[Dataset records]
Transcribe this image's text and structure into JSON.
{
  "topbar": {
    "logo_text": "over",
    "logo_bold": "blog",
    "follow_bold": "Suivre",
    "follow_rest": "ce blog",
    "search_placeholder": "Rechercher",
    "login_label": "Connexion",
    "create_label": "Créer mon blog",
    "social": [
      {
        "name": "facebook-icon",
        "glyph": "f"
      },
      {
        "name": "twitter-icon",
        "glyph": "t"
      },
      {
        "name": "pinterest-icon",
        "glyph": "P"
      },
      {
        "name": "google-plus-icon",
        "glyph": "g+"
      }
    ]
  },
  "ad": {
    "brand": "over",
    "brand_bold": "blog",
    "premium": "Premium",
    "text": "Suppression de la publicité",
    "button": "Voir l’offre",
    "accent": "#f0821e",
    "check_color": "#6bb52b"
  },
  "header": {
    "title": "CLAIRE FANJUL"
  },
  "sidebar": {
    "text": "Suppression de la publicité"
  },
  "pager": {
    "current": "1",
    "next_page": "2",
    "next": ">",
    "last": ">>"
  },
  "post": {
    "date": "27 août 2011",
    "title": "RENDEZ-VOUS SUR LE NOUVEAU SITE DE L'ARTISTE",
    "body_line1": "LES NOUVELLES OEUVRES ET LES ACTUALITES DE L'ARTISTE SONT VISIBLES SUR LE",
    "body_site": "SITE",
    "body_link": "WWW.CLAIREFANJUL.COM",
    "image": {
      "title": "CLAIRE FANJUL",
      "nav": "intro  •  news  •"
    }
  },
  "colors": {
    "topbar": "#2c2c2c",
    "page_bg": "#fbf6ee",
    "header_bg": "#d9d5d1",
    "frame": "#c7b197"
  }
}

**INSTRUCTION:** Search the preceding listing for the word "SITE" and pull out every line that holds it.

**OUTPUT FOR THIS TASK:**
    "title": "RENDEZ-VOUS SUR LE NOUVEAU SITE DE L'ARTISTE",
    "body_site": "SITE",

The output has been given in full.